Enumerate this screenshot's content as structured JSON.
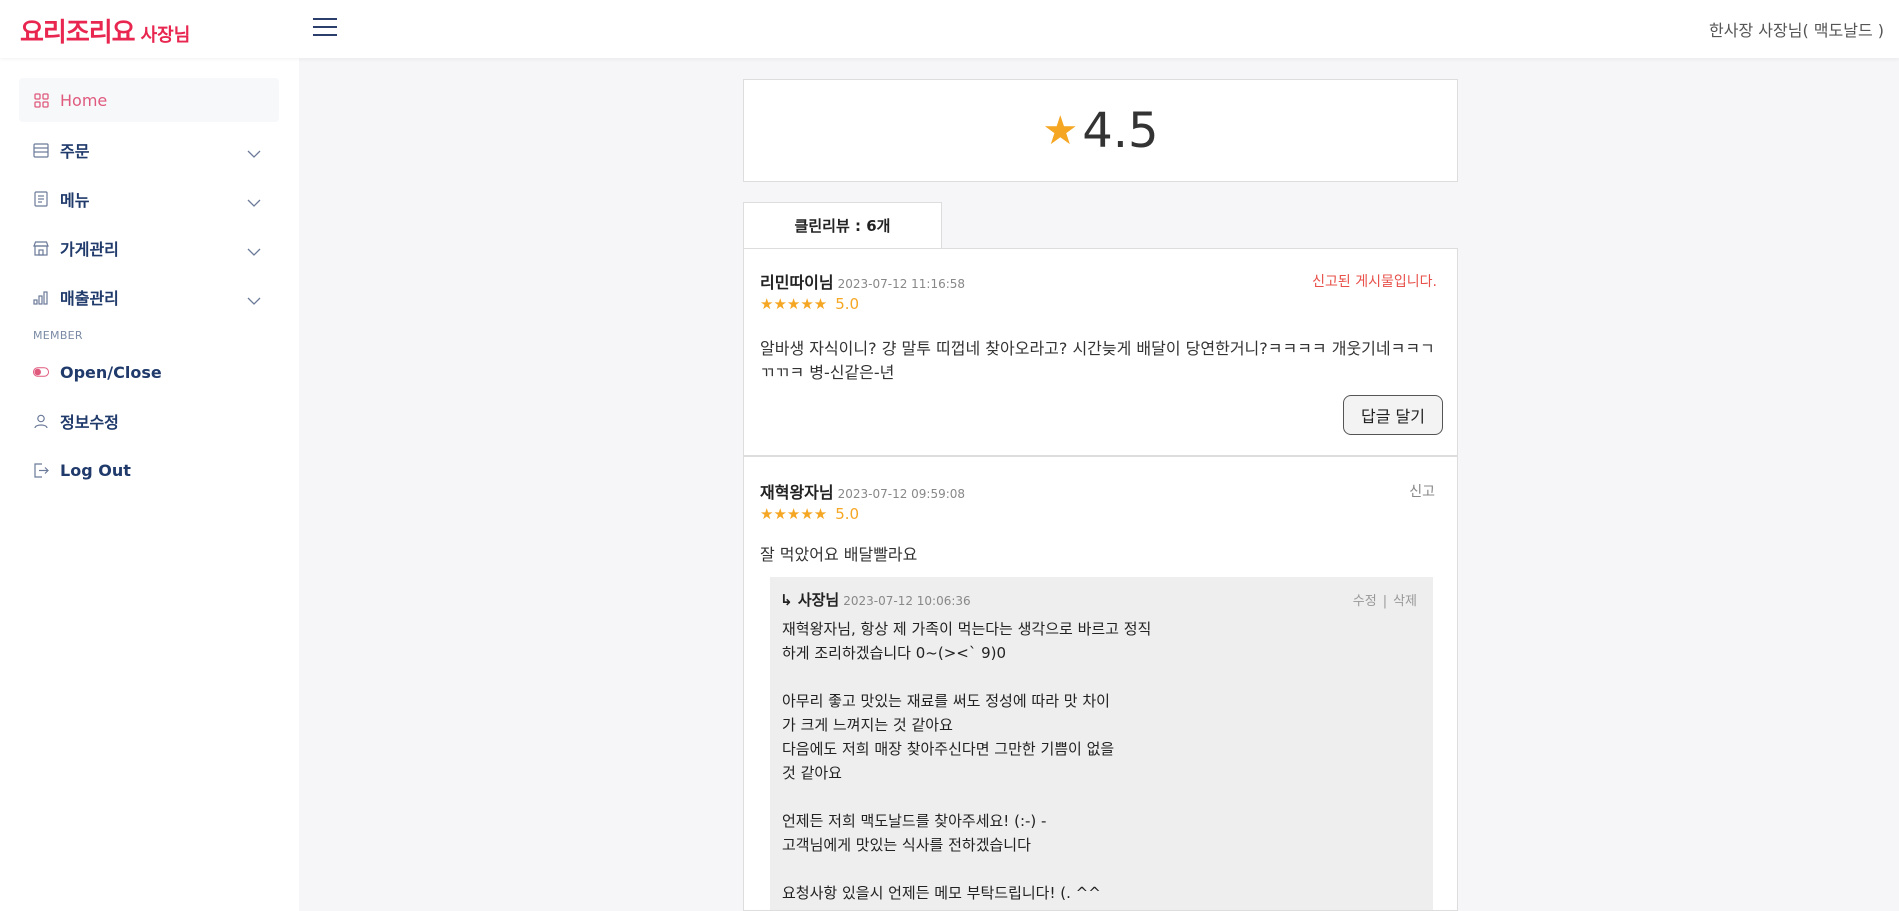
{
  "header": {
    "logo_main": "요리조리요",
    "logo_sub": "사장님",
    "user": "한사장 사장님( 맥도날드 )"
  },
  "sidebar": {
    "items": [
      {
        "label": "Home"
      },
      {
        "label": "주문"
      },
      {
        "label": "메뉴"
      },
      {
        "label": "가게관리"
      },
      {
        "label": "매출관리"
      }
    ],
    "section": "MEMBER",
    "member_items": [
      {
        "label": "Open/Close"
      },
      {
        "label": "정보수정"
      },
      {
        "label": "Log Out"
      }
    ]
  },
  "rating": {
    "star": "★",
    "value": "4.5"
  },
  "tab": {
    "label": "클린리뷰 : 6개"
  },
  "reviews": [
    {
      "name": "리민따이님",
      "date": "2023-07-12 11:16:58",
      "stars": "★★★★★",
      "score": "5.0",
      "status": "신고된 게시물입니다.",
      "text": "알바생 자식이니? 걍 말투 띠껍네 찾아오라고? 시간늦게 배달이 당연한거니?ㅋㅋㅋㅋ 개웃기네ㅋㅋㄱㄲㄲㅋ 병-신같은-년",
      "reply_button": "답글 달기"
    },
    {
      "name": "재혁왕자님",
      "date": "2023-07-12 09:59:08",
      "stars": "★★★★★",
      "score": "5.0",
      "report": "신고",
      "text": "잘 먹았어요 배달빨라요",
      "owner_reply": {
        "arrow": "↳",
        "name": "사장님",
        "date": "2023-07-12 10:06:36",
        "edit": "수정",
        "divider": "|",
        "delete": "삭제",
        "text": "재혁왕자님, 항상 제 가족이 먹는다는 생각으로 바르고 정직\n하게 조리하겠습니다 0~(><` 9)0\n\n아무리 좋고 맛있는 재료를 써도 정성에 따라 맛 차이\n가 크게 느껴지는 것 같아요\n다음에도 저희 매장 찾아주신다면 그만한 기쁨이 없을\n것 같아요\n\n언제든 저희 맥도날드를 찾아주세요! (:-) -\n고객님에게 맛있는 식사를 전하겠습니다\n\n요청사항 있을시 언제든 메모 부탁드립니다! (. ^^"
      }
    }
  ],
  "colors": {
    "brand": "#e8264f",
    "star": "#f5a623",
    "nav_text": "#1f3a6b",
    "active_nav": "#e05a7e",
    "reported": "#e8504a"
  }
}
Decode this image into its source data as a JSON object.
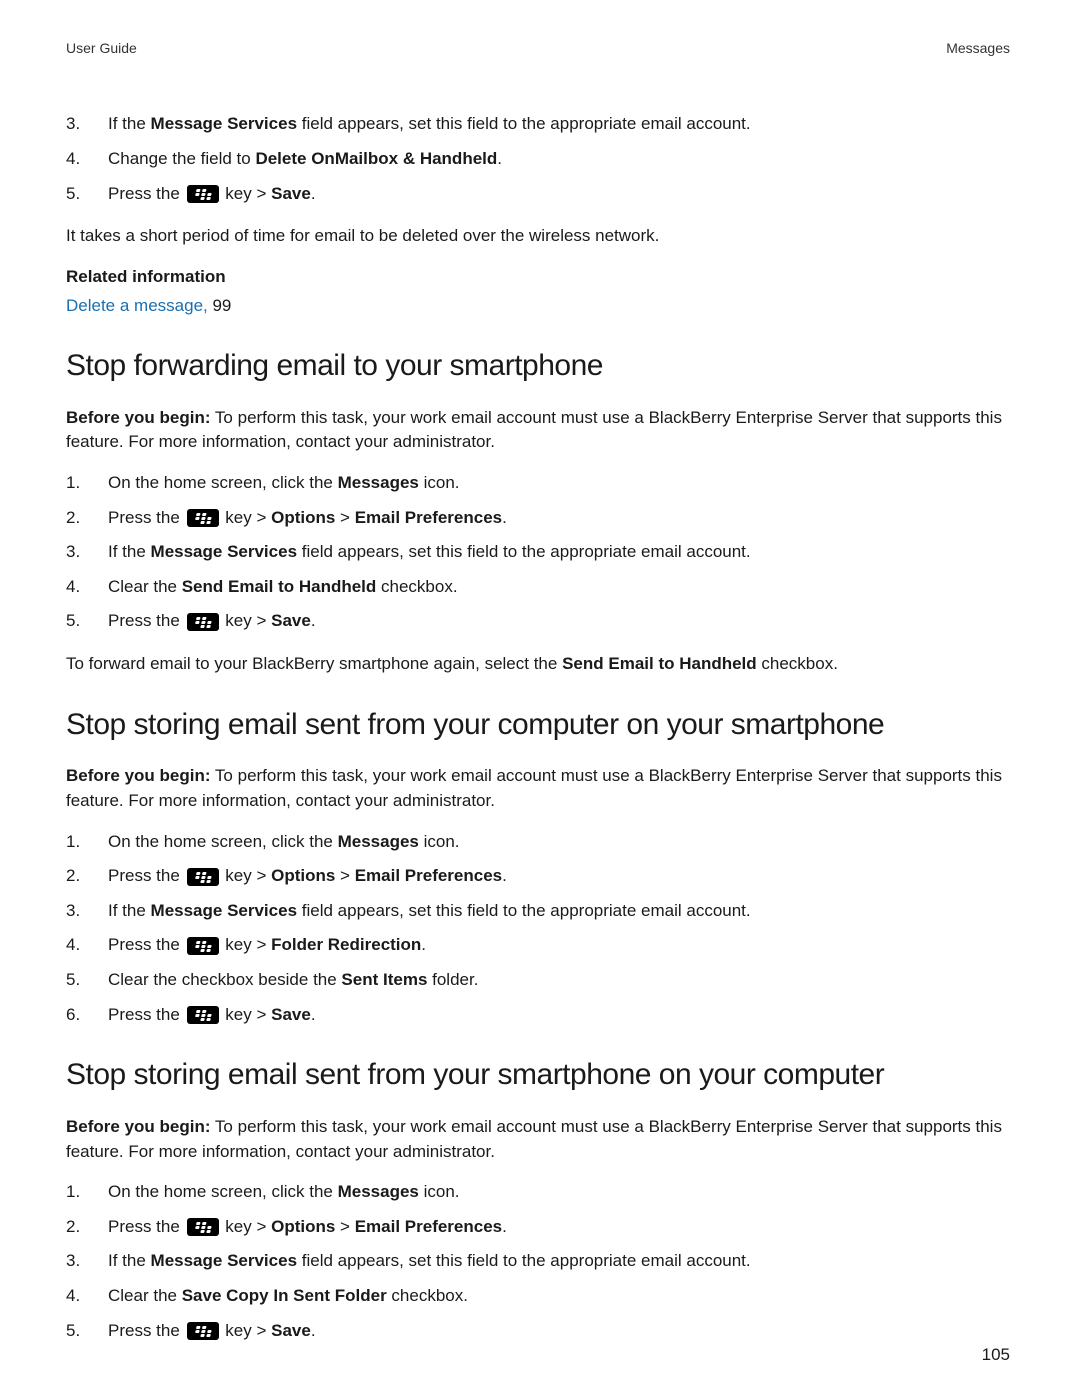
{
  "header": {
    "left": "User Guide",
    "right": "Messages"
  },
  "introSteps": {
    "start": 3,
    "items": [
      {
        "pre": "If the ",
        "bold1": "Message Services",
        "post": " field appears, set this field to the appropriate email account."
      },
      {
        "pre": "Change the ",
        "bold1": "Delete On",
        "mid": " field to ",
        "bold2": "Mailbox & Handheld",
        "post": "."
      },
      {
        "pre": "Press the ",
        "icon": true,
        "mid": " key > ",
        "bold1": "Save",
        "post": "."
      }
    ]
  },
  "afterIntro": {
    "line1": "It takes a short period of time for email to be deleted over the wireless network.",
    "relatedLabel": "Related information",
    "link": "Delete a message,",
    "linkPage": " 99"
  },
  "sections": [
    {
      "id": "stop-forwarding",
      "title": "Stop forwarding email to your smartphone",
      "before": {
        "label": "Before you begin:",
        "text": " To perform this task, your work email account must use a BlackBerry Enterprise Server that supports this feature. For more information, contact your administrator."
      },
      "steps": [
        {
          "pre": "On the home screen, click the ",
          "bold1": "Messages",
          "post": " icon."
        },
        {
          "pre": "Press the ",
          "icon": true,
          "mid": " key > ",
          "bold1": "Options",
          "mid2": " > ",
          "bold2": "Email Preferences",
          "post": "."
        },
        {
          "pre": "If the ",
          "bold1": "Message Services",
          "post": " field appears, set this field to the appropriate email account."
        },
        {
          "pre": "Clear the ",
          "bold1": "Send Email to Handheld",
          "post": " checkbox."
        },
        {
          "pre": "Press the ",
          "icon": true,
          "mid": " key > ",
          "bold1": "Save",
          "post": "."
        }
      ],
      "after": {
        "pre": "To forward email to your BlackBerry smartphone again, select the ",
        "bold1": "Send Email to Handheld",
        "post": " checkbox."
      }
    },
    {
      "id": "stop-storing-computer",
      "title": "Stop storing email sent from your computer on your smartphone",
      "before": {
        "label": "Before you begin:",
        "text": " To perform this task, your work email account must use a BlackBerry Enterprise Server that supports this feature. For more information, contact your administrator."
      },
      "steps": [
        {
          "pre": "On the home screen, click the ",
          "bold1": "Messages",
          "post": " icon."
        },
        {
          "pre": "Press the ",
          "icon": true,
          "mid": " key > ",
          "bold1": "Options",
          "mid2": " > ",
          "bold2": "Email Preferences",
          "post": "."
        },
        {
          "pre": "If the ",
          "bold1": "Message Services",
          "post": " field appears, set this field to the appropriate email account."
        },
        {
          "pre": "Press the ",
          "icon": true,
          "mid": " key > ",
          "bold1": "Folder Redirection",
          "post": "."
        },
        {
          "pre": "Clear the checkbox beside the ",
          "bold1": "Sent Items",
          "post": " folder."
        },
        {
          "pre": "Press the ",
          "icon": true,
          "mid": " key > ",
          "bold1": "Save",
          "post": "."
        }
      ]
    },
    {
      "id": "stop-storing-smartphone",
      "title": "Stop storing email sent from your smartphone on your computer",
      "before": {
        "label": "Before you begin:",
        "text": " To perform this task, your work email account must use a BlackBerry Enterprise Server that supports this feature. For more information, contact your administrator."
      },
      "steps": [
        {
          "pre": "On the home screen, click the ",
          "bold1": "Messages",
          "post": " icon."
        },
        {
          "pre": "Press the ",
          "icon": true,
          "mid": " key > ",
          "bold1": "Options",
          "mid2": " > ",
          "bold2": "Email Preferences",
          "post": "."
        },
        {
          "pre": "If the ",
          "bold1": "Message Services",
          "post": " field appears, set this field to the appropriate email account."
        },
        {
          "pre": "Clear the ",
          "bold1": "Save Copy In Sent Folder",
          "post": " checkbox."
        },
        {
          "pre": "Press the ",
          "icon": true,
          "mid": " key > ",
          "bold1": "Save",
          "post": "."
        }
      ]
    }
  ],
  "pageNumber": "105"
}
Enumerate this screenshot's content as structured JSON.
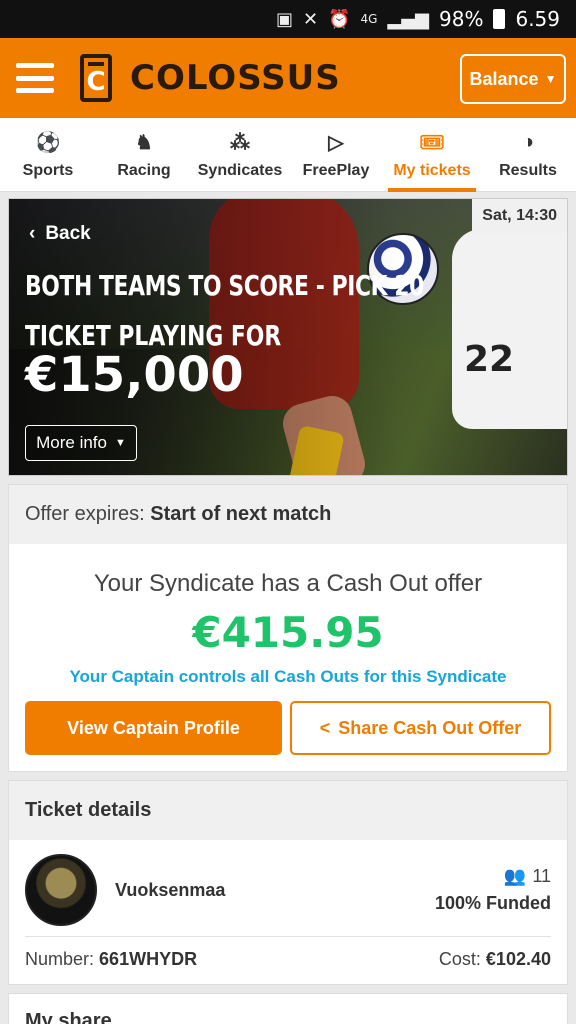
{
  "status": {
    "signal": "4G",
    "battery": "98%",
    "time": "6.59"
  },
  "header": {
    "logo_letter": "C",
    "brand": "COLOSSUS",
    "balance_label": "Balance"
  },
  "nav": {
    "tabs": [
      {
        "label": "Sports",
        "icon": "football-icon"
      },
      {
        "label": "Racing",
        "icon": "horse-icon"
      },
      {
        "label": "Syndicates",
        "icon": "syndicates-icon"
      },
      {
        "label": "FreePlay",
        "icon": "play-icon"
      },
      {
        "label": "My tickets",
        "icon": "ticket-icon",
        "active": true
      },
      {
        "label": "Results",
        "icon": "results-icon"
      }
    ]
  },
  "hero": {
    "back_label": "Back",
    "date": "Sat, 14:30",
    "title": "BOTH TEAMS TO SCORE - PICK 20",
    "playing_for": "TICKET PLAYING FOR",
    "prize": "€15,000",
    "more_info": "More info",
    "jersey_number": "22"
  },
  "offer": {
    "expires_label": "Offer expires:",
    "expires_value": "Start of next match",
    "title": "Your Syndicate has a Cash Out offer",
    "amount": "€415.95",
    "note": "Your Captain controls all Cash Outs for this Syndicate",
    "captain_button": "View Captain Profile",
    "share_button": "Share Cash Out Offer"
  },
  "ticket": {
    "heading": "Ticket details",
    "username": "Vuoksenmaa",
    "members": "11",
    "funded": "100% Funded",
    "number_label": "Number:",
    "number_value": "661WHYDR",
    "cost_label": "Cost:",
    "cost_value": "€102.40"
  },
  "next_section": {
    "heading": "My share"
  },
  "colors": {
    "brand": "#f07d00",
    "amount": "#1fc36a",
    "note": "#16a6d8"
  }
}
========
# Task statement
Copy out all lines where the word "from" appears.

# Result
      "title": "Stop storing email sent from your computer on your smartphone",
      "title": "Stop storing email sent from your smartphone on your computer",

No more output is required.